**Task to carry out:**
Skip the pictures. Copy all the rest of the records down exactly.

(Part of a data file)
=======
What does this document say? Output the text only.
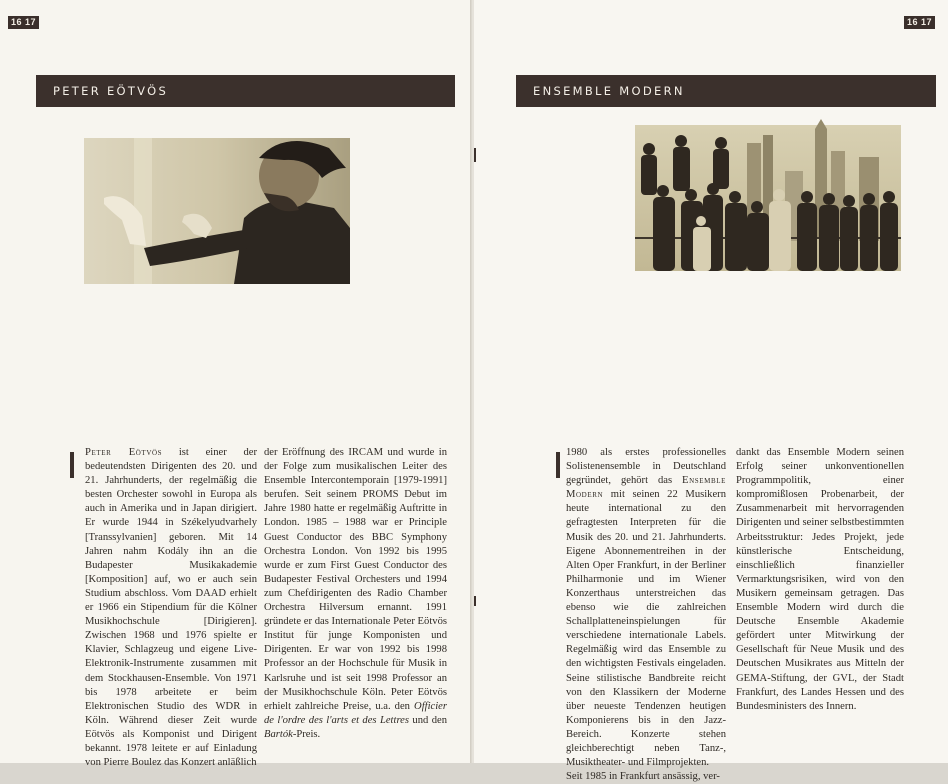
16 17
PETER EÖTVÖS

Peter Eötvös ist einer der bedeutendsten Dirigenten des 20. und 21. Jahrhunderts, der regelmäßig die besten Orchester sowohl in Europa als auch in Amerika und in Japan dirigiert. Er wurde 1944 in Székelyudvarhely [Transsylvanien] geboren. Mit 14 Jahren nahm Kodály ihn an die Budapester Musikakademie [Komposition] auf, wo er auch sein Studium abschloss. Vom DAAD erhielt er 1966 ein Stipendium für die Kölner Musikhochschule [Dirigieren]. Zwischen 1968 und 1976 spielte er Klavier, Schlagzeug und eigene Live-Elektronik-Instrumente zusammen mit dem Stockhausen-Ensemble. Von 1971 bis 1978 arbeitete er beim Elektronischen Studio des WDR in Köln. Während dieser Zeit wurde Eötvös als Komponist und Dirigent bekannt. 1978 leitete er auf Einladung von Pierre Boulez das Konzert anläßlich

der Eröffnung des IRCAM und wurde in der Folge zum musikalischen Leiter des Ensemble Intercontemporain [1979-1991] berufen. Seit seinem PROMS Debut im Jahre 1980 hatte er regelmäßig Auftritte in London. 1985 – 1988 war er Principle Guest Conductor des BBC Symphony Orchestra London. Von 1992 bis 1995 wurde er zum First Guest Conductor des Budapester Festival Orchesters und 1994 zum Chefdirigenten des Radio Chamber Orchestra Hilversum ernannt. 1991 gründete er das Internationale Peter Eötvös Institut für junge Komponisten und Dirigenten. Er war von 1992 bis 1998 Professor an der Hochschule für Musik in Karlsruhe und ist seit 1998 Professor an der Musikhochschule Köln. Peter Eötvös erhielt zahlreiche Preise, u.a. den Officier de l'ordre des l'arts et des Lettres und den Bartók-Preis.

16 17
ENSEMBLE MODERN

1980 als erstes professionelles Solistenensemble in Deutschland gegründet, gehört das Ensemble Modern mit seinen 22 Musikern heute international zu den gefragtesten Interpreten für die Musik des 20. und 21. Jahrhunderts. Eigene Abonnementreihen in der Alten Oper Frankfurt, in der Berliner Philharmonie und im Wiener Konzerthaus unterstreichen das ebenso wie die zahlreichen Schallplatteneinspielungen für verschiedene internationale Labels. Regelmäßig wird das Ensemble zu den wichtigsten Festivals eingeladen. Seine stilistische Bandbreite reicht von den Klassikern der Moderne über neueste Tendenzen heutigen Komponierens bis in den Jazz-Bereich. Konzerte stehen gleichberechtigt neben Tanz-, Musiktheater- und Filmprojekten.

Seit 1985 in Frankfurt ansässig, ver-

dankt das Ensemble Modern seinen Erfolg seiner unkonventionellen Programmpolitik, einer kompromißlosen Probenarbeit, der Zusammenarbeit mit hervorragenden Dirigenten und seiner selbstbestimmten Arbeitsstruktur: Jedes Projekt, jede künstlerische Entscheidung, einschließlich finanzieller Vermarktungsrisiken, wird von den Musikern gemeinsam getragen. Das Ensemble Modern wird durch die Deutsche Ensemble Akademie gefördert unter Mitwirkung der Gesellschaft für Neue Musik und des Deutschen Musikrates aus Mitteln der GEMA-Stiftung, der GVL, der Stadt Frankfurt, des Landes Hessen und des Bundesministers des Innern.
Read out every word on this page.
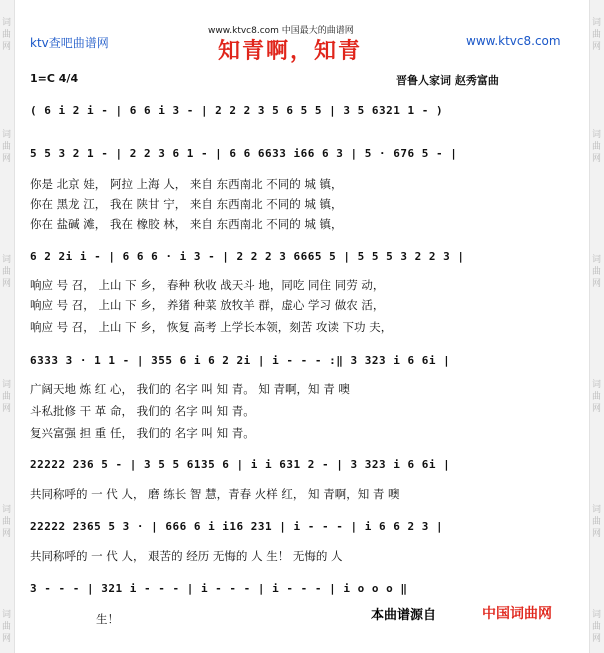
词
曲
网
词
曲
网
词
曲
网
词
曲
网
词
曲
网
词
曲
网
词
曲
网
词
曲
网
词
曲
网
词
曲
网
词
曲
网
词
曲
网
ktv查吧曲谱网
www.ktvc8.com 中国最大的曲谱网
www.ktvc8.com
知青啊，知青
1=C 4/4	晋鲁人家词 赵秀富曲
( 6 i 2 i - | 6 6 i 3 - | 2 2 2 3 5 6 5 5 | 3 5 6321 1 - )
5 5 3 2 1 - | 2 2 3 6 1 - | 6 6 6633 i66 6 3 | 5 · 676 5 - |
你是 北京 娃， 阿拉 上海 人， 来自 东西南北 不同的 城 镇，
你在 黑龙 江， 我在 陕甘 宁， 来自 东西南北 不同的 城 镇，
你在 盐碱 滩， 我在 橡胶 林， 来自 东西南北 不同的 城 镇，
6 2 2i i - | 6 6 6 · i 3 - | 2 2 2 3 6665 5 | 5 5 5 3 2 2 3 |
响应 号 召， 上山 下 乡， 春种 秋收 战天斗 地，同吃 同住 同劳 动，
响应 号 召， 上山 下 乡， 养猪 种菜 放牧羊 群，虚心 学习 做农 活，
响应 号 召， 上山 下 乡， 恢复 高考 上学长本领，刻苦 攻读 下功 夫，
6333 3 · 1 1 - | 355 6 i 6 2 2i | i - - - :‖ 3 323 i 6 6i |
广阔天地 炼 红 心， 我们的 名字 叫 知 青。 知 青啊，知 青 噢
斗私批修 干 革 命， 我们的 名字 叫 知 青。
复兴富强 担 重 任， 我们的 名字 叫 知 青。
22222 236 5 - | 3 5 5 6135 6 | i i 631 2 - | 3 323 i 6 6i |
共同称呼的 一 代 人， 磨 练长 智 慧，青春 火样 红， 知 青啊，知 青 噢
22222 2365 5 3 · | 666 6 i i16 231 | i - - - | i 6 6 2 3 |
共同称呼的 一 代 人， 艰苦的 经历 无悔的 人 生！ 无悔的 人
3 - - - | 321 i - - - | i - - - | i - - - | i o o o ‖
生！	本曲谱源自	中国词曲网
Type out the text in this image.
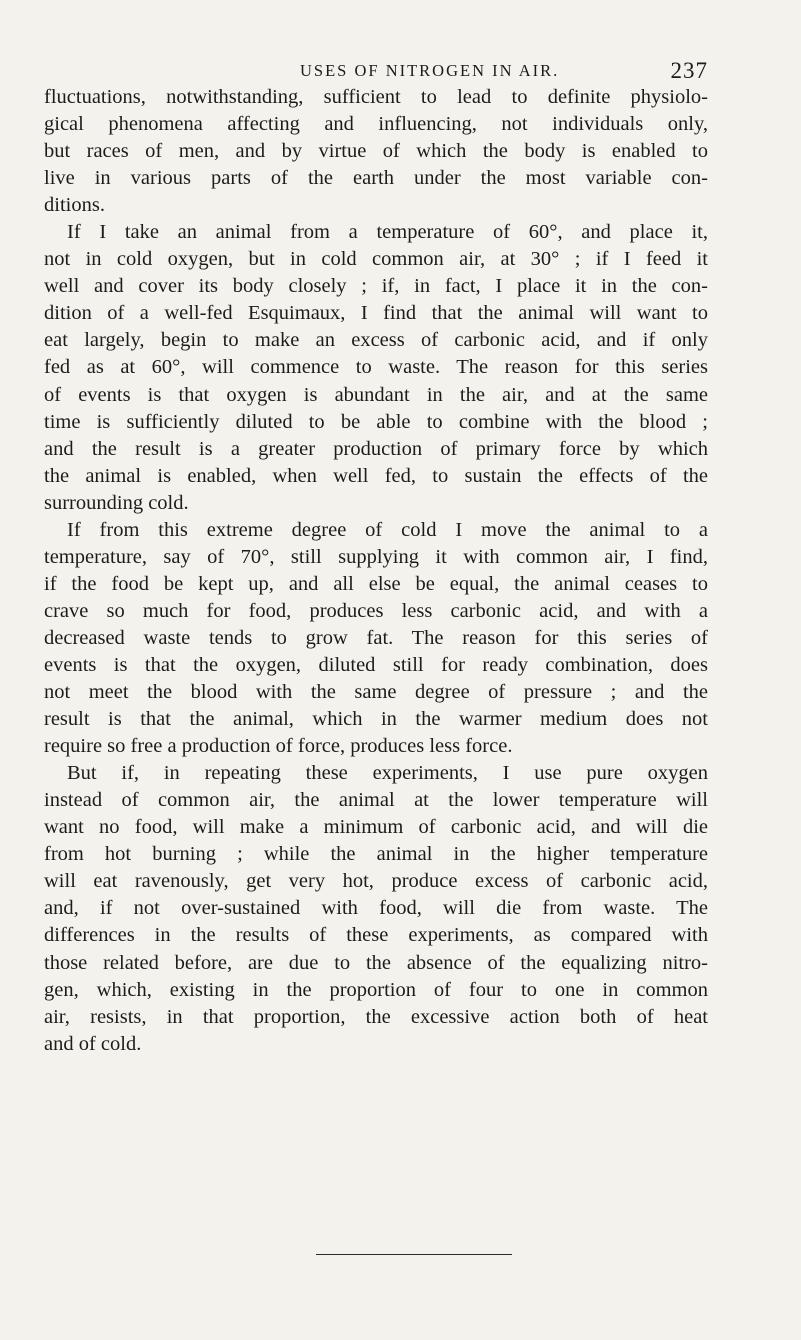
USES OF NITROGEN IN AIR.	237
fluctuations, notwithstanding, sufficient to lead to definite physiolo-
gical phenomena affecting and influencing, not individuals only,
but races of men, and by virtue of which the body is enabled to
live in various parts of the earth under the most variable con-
ditions.
If I take an animal from a temperature of 60°, and place it,
not in cold oxygen, but in cold common air, at 30° ; if I feed it
well and cover its body closely ; if, in fact, I place it in the con-
dition of a well-fed Esquimaux, I find that the animal will want to
eat largely, begin to make an excess of carbonic acid, and if only
fed as at 60°, will commence to waste. The reason for this series
of events is that oxygen is abundant in the air, and at the same
time is sufficiently diluted to be able to combine with the blood ;
and the result is a greater production of primary force by which
the animal is enabled, when well fed, to sustain the effects of the
surrounding cold.
If from this extreme degree of cold I move the animal to a
temperature, say of 70°, still supplying it with common air, I find,
if the food be kept up, and all else be equal, the animal ceases to
crave so much for food, produces less carbonic acid, and with a
decreased waste tends to grow fat. The reason for this series of
events is that the oxygen, diluted still for ready combination, does
not meet the blood with the same degree of pressure ; and the
result is that the animal, which in the warmer medium does not
require so free a production of force, produces less force.
But if, in repeating these experiments, I use pure oxygen
instead of common air, the animal at the lower temperature will
want no food, will make a minimum of carbonic acid, and will die
from hot burning ; while the animal in the higher temperature
will eat ravenously, get very hot, produce excess of carbonic acid,
and, if not over-sustained with food, will die from waste. The
differences in the results of these experiments, as compared with
those related before, are due to the absence of the equalizing nitro-
gen, which, existing in the proportion of four to one in common
air, resists, in that proportion, the excessive action both of heat
and of cold.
=======
**Written response:**
What does this document say? Output the text only.
16 17
PETER EÖTVÖS

Peter Eötvös ist einer der bedeutendsten Dirigenten des 20. und 21. Jahrhunderts, der regelmäßig die besten Orchester sowohl in Europa als auch in Amerika und in Japan dirigiert. Er wurde 1944 in Székelyudvarhely [Transsylvanien] geboren. Mit 14 Jahren nahm Kodály ihn an die Budapester Musikakademie [Komposition] auf, wo er auch sein Studium abschloss. Vom DAAD erhielt er 1966 ein Stipendium für die Kölner Musikhochschule [Dirigieren]. Zwischen 1968 und 1976 spielte er Klavier, Schlagzeug und eigene Live-Elektronik-Instrumente zusammen mit dem Stockhausen-Ensemble. Von 1971 bis 1978 arbeitete er beim Elektronischen Studio des WDR in Köln. Während dieser Zeit wurde Eötvös als Komponist und Dirigent bekannt. 1978 leitete er auf Einladung von Pierre Boulez das Konzert anläßlich

der Eröffnung des IRCAM und wurde in der Folge zum musikalischen Leiter des Ensemble Intercontemporain [1979-1991] berufen. Seit seinem PROMS Debut im Jahre 1980 hatte er regelmäßig Auftritte in London. 1985 – 1988 war er Principle Guest Conductor des BBC Symphony Orchestra London. Von 1992 bis 1995 wurde er zum First Guest Conductor des Budapester Festival Orchesters und 1994 zum Chefdirigenten des Radio Chamber Orchestra Hilversum ernannt. 1991 gründete er das Internationale Peter Eötvös Institut für junge Komponisten und Dirigenten. Er war von 1992 bis 1998 Professor an der Hochschule für Musik in Karlsruhe und ist seit 1998 Professor an der Musikhochschule Köln. Peter Eötvös erhielt zahlreiche Preise, u.a. den Officier de l'ordre des l'arts et des Lettres und den Bartók-Preis.

16 17
ENSEMBLE MODERN

1980 als erstes professionelles Solistenensemble in Deutschland gegründet, gehört das Ensemble Modern mit seinen 22 Musikern heute international zu den gefragtesten Interpreten für die Musik des 20. und 21. Jahrhunderts. Eigene Abonnementreihen in der Alten Oper Frankfurt, in der Berliner Philharmonie und im Wiener Konzerthaus unterstreichen das ebenso wie die zahlreichen Schallplatteneinspielungen für verschiedene internationale Labels. Regelmäßig wird das Ensemble zu den wichtigsten Festivals eingeladen. Seine stilistische Bandbreite reicht von den Klassikern der Moderne über neueste Tendenzen heutigen Komponierens bis in den Jazz-Bereich. Konzerte stehen gleichberechtigt neben Tanz-, Musiktheater- und Filmprojekten.

Seit 1985 in Frankfurt ansässig, ver-

dankt das Ensemble Modern seinen Erfolg seiner unkonventionellen Programmpolitik, einer kompromißlosen Probenarbeit, der Zusammenarbeit mit hervorragenden Dirigenten und seiner selbstbestimmten Arbeitsstruktur: Jedes Projekt, jede künstlerische Entscheidung, einschließlich finanzieller Vermarktungsrisiken, wird von den Musikern gemeinsam getragen. Das Ensemble Modern wird durch die Deutsche Ensemble Akademie gefördert unter Mitwirkung der Gesellschaft für Neue Musik und des Deutschen Musikrates aus Mitteln der GEMA-Stiftung, der GVL, der Stadt Frankfurt, des Landes Hessen und des Bundesministers des Innern.
Read out every word on this page.
词
曲
网
词
曲
网
词
曲
网
词
曲
网
词
曲
网
词
曲
网
词
曲
网
词
曲
网
词
曲
网
词
曲
网
词
曲
网
词
曲
网
ktv查吧曲谱网
www.ktvc8.com 中国最大的曲谱网
www.ktvc8.com
知青啊，知青
1=C 4/4	晋鲁人家词 赵秀富曲
( 6 i 2 i - | 6 6 i 3 - | 2 2 2 3 5 6 5 5 | 3 5 6321 1 - )
5 5 3 2 1 - | 2 2 3 6 1 - | 6 6 6633 i66 6 3 | 5 · 676 5 - |
你是 北京 娃， 阿拉 上海 人， 来自 东西南北 不同的 城 镇，
你在 黑龙 江， 我在 陕甘 宁， 来自 东西南北 不同的 城 镇，
你在 盐碱 滩， 我在 橡胶 林， 来自 东西南北 不同的 城 镇，
6 2 2i i - | 6 6 6 · i 3 - | 2 2 2 3 6665 5 | 5 5 5 3 2 2 3 |
响应 号 召， 上山 下 乡， 春种 秋收 战天斗 地，同吃 同住 同劳 动，
响应 号 召， 上山 下 乡， 养猪 种菜 放牧羊 群，虚心 学习 做农 活，
响应 号 召， 上山 下 乡， 恢复 高考 上学长本领，刻苦 攻读 下功 夫，
6333 3 · 1 1 - | 355 6 i 6 2 2i | i - - - :‖ 3 323 i 6 6i |
广阔天地 炼 红 心， 我们的 名字 叫 知 青。 知 青啊，知 青 噢
斗私批修 干 革 命， 我们的 名字 叫 知 青。
复兴富强 担 重 任， 我们的 名字 叫 知 青。
22222 236 5 - | 3 5 5 6135 6 | i i 631 2 - | 3 323 i 6 6i |
共同称呼的 一 代 人， 磨 练长 智 慧，青春 火样 红， 知 青啊，知 青 噢
22222 2365 5 3 · | 666 6 i i16 231 | i - - - | i 6 6 2 3 |
共同称呼的 一 代 人， 艰苦的 经历 无悔的 人 生！ 无悔的 人
3 - - - | 321 i - - - | i - - - | i - - - | i o o o ‖
生！	本曲谱源自	中国词曲网
Type out the text in this image.
USES OF NITROGEN IN AIR.	237
fluctuations, notwithstanding, sufficient to lead to definite physiolo-
gical phenomena affecting and influencing, not individuals only,
but races of men, and by virtue of which the body is enabled to
live in various parts of the earth under the most variable con-
ditions.
If I take an animal from a temperature of 60°, and place it,
not in cold oxygen, but in cold common air, at 30° ; if I feed it
well and cover its body closely ; if, in fact, I place it in the con-
dition of a well-fed Esquimaux, I find that the animal will want to
eat largely, begin to make an excess of carbonic acid, and if only
fed as at 60°, will commence to waste. The reason for this series
of events is that oxygen is abundant in the air, and at the same
time is sufficiently diluted to be able to combine with the blood ;
and the result is a greater production of primary force by which
the animal is enabled, when well fed, to sustain the effects of the
surrounding cold.
If from this extreme degree of cold I move the animal to a
temperature, say of 70°, still supplying it with common air, I find,
if the food be kept up, and all else be equal, the animal ceases to
crave so much for food, produces less carbonic acid, and with a
decreased waste tends to grow fat. The reason for this series of
events is that the oxygen, diluted still for ready combination, does
not meet the blood with the same degree of pressure ; and the
result is that the animal, which in the warmer medium does not
require so free a production of force, produces less force.
But if, in repeating these experiments, I use pure oxygen
instead of common air, the animal at the lower temperature will
want no food, will make a minimum of carbonic acid, and will die
from hot burning ; while the animal in the higher temperature
will eat ravenously, get very hot, produce excess of carbonic acid,
and, if not over-sustained with food, will die from waste. The
differences in the results of these experiments, as compared with
those related before, are due to the absence of the equalizing nitro-
gen, which, existing in the proportion of four to one in common
air, resists, in that proportion, the excessive action both of heat
and of cold.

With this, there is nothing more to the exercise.